> **Challenge**
In the material below, find how many lines contain the string "plume". Write only that number.

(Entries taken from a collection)
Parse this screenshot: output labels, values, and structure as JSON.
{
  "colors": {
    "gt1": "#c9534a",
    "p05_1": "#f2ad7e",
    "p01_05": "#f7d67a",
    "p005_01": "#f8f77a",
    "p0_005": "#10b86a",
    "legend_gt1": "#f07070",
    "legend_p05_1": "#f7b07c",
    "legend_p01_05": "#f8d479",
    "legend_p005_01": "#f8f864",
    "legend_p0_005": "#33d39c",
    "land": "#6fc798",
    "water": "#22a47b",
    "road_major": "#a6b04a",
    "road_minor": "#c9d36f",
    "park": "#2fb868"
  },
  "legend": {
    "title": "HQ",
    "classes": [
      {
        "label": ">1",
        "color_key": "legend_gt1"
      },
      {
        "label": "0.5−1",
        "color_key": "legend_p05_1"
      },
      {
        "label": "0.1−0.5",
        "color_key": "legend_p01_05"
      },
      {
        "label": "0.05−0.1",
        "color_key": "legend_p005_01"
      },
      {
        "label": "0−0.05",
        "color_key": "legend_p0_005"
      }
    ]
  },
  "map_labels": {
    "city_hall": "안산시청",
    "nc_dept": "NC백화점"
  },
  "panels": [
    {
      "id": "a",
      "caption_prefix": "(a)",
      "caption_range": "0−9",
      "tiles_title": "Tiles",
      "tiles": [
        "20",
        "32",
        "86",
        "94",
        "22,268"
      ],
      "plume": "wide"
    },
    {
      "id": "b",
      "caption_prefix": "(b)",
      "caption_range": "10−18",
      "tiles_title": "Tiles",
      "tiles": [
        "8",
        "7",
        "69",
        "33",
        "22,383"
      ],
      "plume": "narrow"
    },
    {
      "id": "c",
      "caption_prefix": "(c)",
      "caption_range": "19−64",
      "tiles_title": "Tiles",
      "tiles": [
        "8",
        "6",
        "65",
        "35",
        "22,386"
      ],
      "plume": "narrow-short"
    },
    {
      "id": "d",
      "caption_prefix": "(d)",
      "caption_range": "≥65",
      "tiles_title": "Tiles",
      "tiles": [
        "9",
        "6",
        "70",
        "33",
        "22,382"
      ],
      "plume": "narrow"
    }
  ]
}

> **Expected output**
4